**What is asked**
Identify the lines that include the word "используйте", then copy all of them.

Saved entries
-----

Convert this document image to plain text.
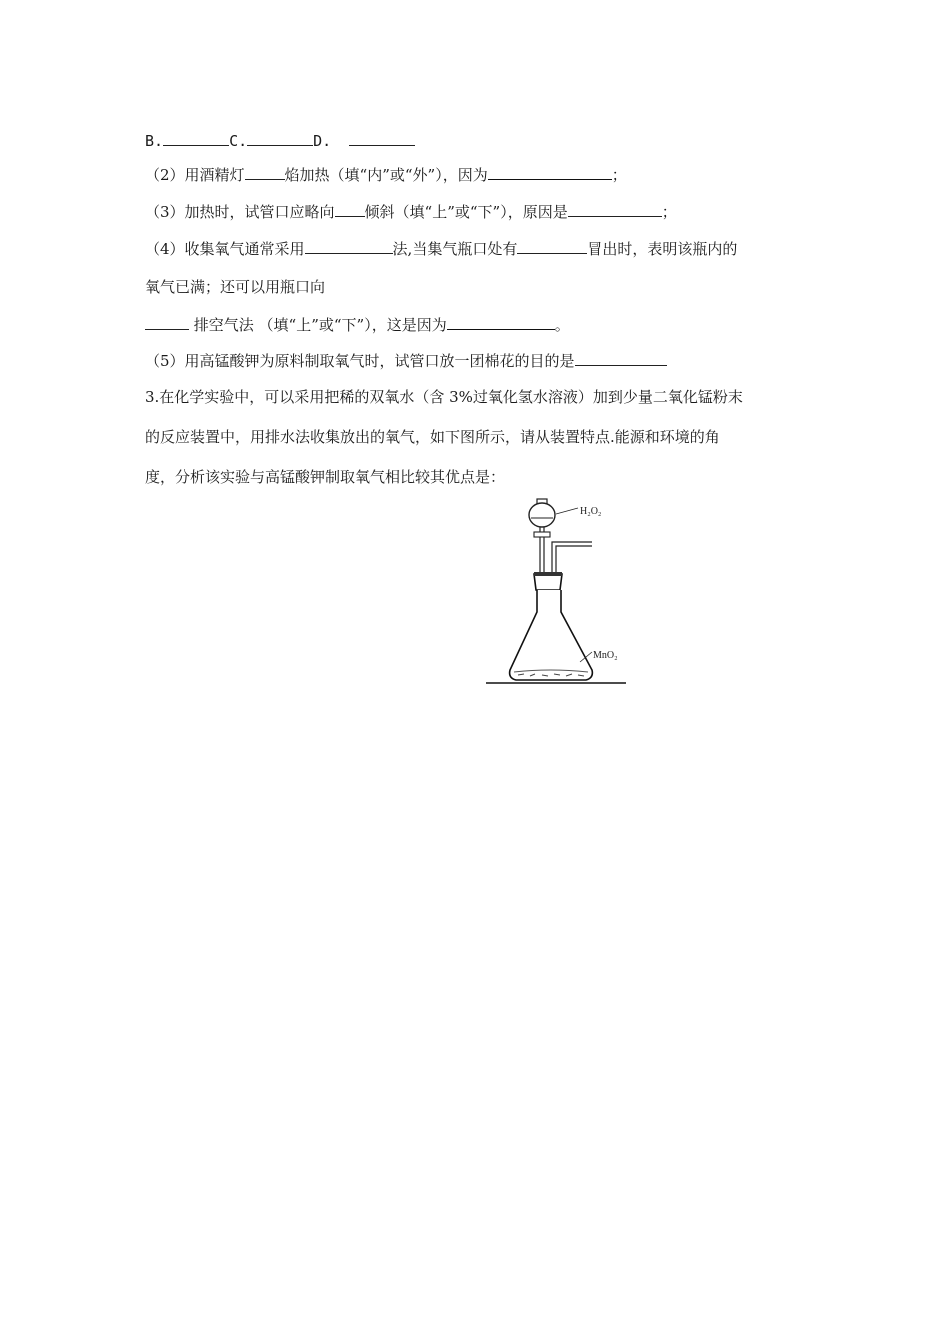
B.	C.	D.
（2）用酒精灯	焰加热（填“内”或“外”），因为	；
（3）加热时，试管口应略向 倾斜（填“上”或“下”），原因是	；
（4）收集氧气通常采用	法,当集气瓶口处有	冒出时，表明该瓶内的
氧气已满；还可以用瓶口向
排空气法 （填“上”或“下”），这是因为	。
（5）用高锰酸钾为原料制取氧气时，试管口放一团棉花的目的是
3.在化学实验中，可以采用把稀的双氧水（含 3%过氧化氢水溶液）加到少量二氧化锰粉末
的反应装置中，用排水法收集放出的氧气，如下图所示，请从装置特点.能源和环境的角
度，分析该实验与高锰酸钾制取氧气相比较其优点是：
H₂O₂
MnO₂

-----

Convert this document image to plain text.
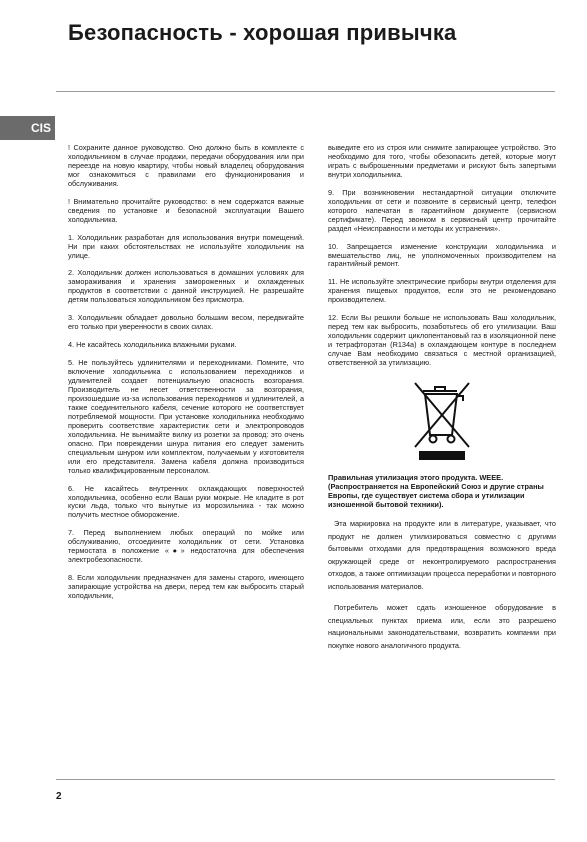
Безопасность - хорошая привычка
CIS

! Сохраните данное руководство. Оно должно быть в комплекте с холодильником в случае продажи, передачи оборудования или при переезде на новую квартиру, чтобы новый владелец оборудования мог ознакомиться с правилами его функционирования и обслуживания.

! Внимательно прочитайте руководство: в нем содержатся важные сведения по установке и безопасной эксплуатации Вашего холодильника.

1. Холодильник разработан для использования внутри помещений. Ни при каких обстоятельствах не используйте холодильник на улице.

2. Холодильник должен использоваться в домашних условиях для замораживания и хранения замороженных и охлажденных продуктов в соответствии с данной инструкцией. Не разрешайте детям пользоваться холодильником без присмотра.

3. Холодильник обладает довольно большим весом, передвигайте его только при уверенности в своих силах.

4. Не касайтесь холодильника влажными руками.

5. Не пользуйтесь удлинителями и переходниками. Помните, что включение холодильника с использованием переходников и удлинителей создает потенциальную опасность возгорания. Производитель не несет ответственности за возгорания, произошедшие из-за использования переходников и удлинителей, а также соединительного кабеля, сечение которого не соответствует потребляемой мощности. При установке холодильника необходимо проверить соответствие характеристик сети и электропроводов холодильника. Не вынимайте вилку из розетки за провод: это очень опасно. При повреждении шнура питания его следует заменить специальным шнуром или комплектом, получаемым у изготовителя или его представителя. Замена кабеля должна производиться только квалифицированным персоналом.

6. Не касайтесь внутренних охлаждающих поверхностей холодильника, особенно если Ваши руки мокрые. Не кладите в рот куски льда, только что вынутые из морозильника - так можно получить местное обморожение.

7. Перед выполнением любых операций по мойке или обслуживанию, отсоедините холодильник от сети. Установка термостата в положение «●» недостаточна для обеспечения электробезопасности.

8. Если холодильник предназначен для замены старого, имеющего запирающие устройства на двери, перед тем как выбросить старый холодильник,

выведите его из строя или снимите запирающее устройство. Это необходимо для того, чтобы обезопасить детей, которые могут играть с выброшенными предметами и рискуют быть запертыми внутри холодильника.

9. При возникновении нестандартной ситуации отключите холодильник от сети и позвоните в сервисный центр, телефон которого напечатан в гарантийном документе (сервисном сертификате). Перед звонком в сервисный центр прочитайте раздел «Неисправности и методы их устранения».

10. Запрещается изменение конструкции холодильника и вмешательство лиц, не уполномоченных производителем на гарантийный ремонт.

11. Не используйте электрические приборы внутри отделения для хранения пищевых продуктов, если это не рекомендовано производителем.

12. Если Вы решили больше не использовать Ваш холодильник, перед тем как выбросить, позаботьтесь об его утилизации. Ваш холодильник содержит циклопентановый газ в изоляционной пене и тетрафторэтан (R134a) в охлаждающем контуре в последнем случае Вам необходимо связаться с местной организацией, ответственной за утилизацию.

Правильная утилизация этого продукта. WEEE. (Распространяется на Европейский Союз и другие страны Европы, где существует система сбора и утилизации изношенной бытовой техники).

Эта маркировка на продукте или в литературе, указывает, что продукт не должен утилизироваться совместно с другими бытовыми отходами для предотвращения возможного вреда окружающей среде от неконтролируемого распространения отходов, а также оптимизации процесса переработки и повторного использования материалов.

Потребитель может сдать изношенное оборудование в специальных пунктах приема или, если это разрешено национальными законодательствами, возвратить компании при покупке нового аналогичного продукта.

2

-----

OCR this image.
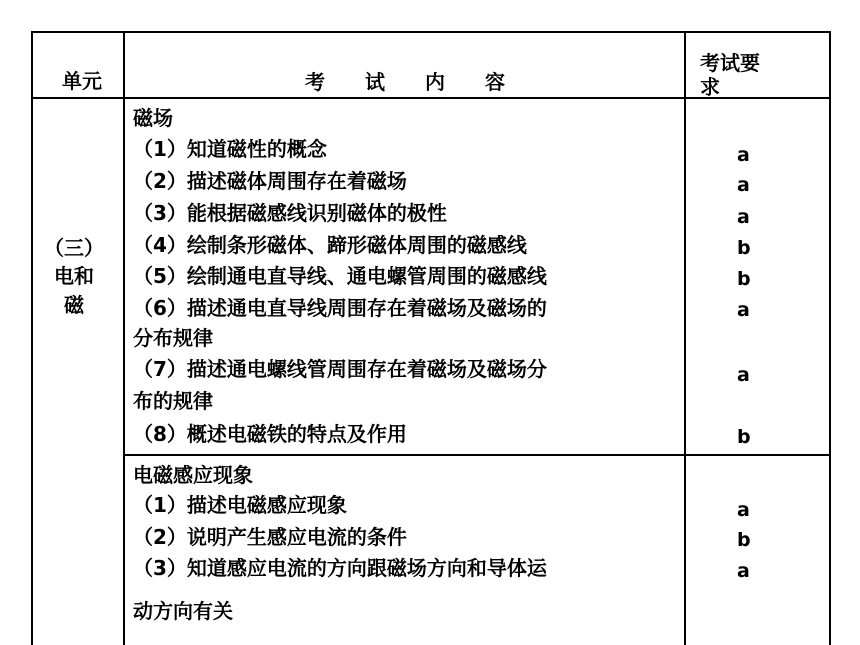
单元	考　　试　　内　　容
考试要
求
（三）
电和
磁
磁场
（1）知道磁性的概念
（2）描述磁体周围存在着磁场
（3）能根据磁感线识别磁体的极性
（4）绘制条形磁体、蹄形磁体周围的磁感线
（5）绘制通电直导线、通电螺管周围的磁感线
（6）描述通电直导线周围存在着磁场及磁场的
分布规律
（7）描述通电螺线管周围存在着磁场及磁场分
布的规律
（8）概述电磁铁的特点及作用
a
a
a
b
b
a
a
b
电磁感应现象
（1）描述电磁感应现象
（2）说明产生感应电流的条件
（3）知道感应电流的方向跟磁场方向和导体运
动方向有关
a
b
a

-----

**Output**
1. Холодильник разработан для использования внутри помещений. Ни при каких обстоятельствах не используйте холодильник на улице.
11. Не используйте электрические приборы внутри отделения для хранения пищевых продуктов, если это не рекомендовано производителем.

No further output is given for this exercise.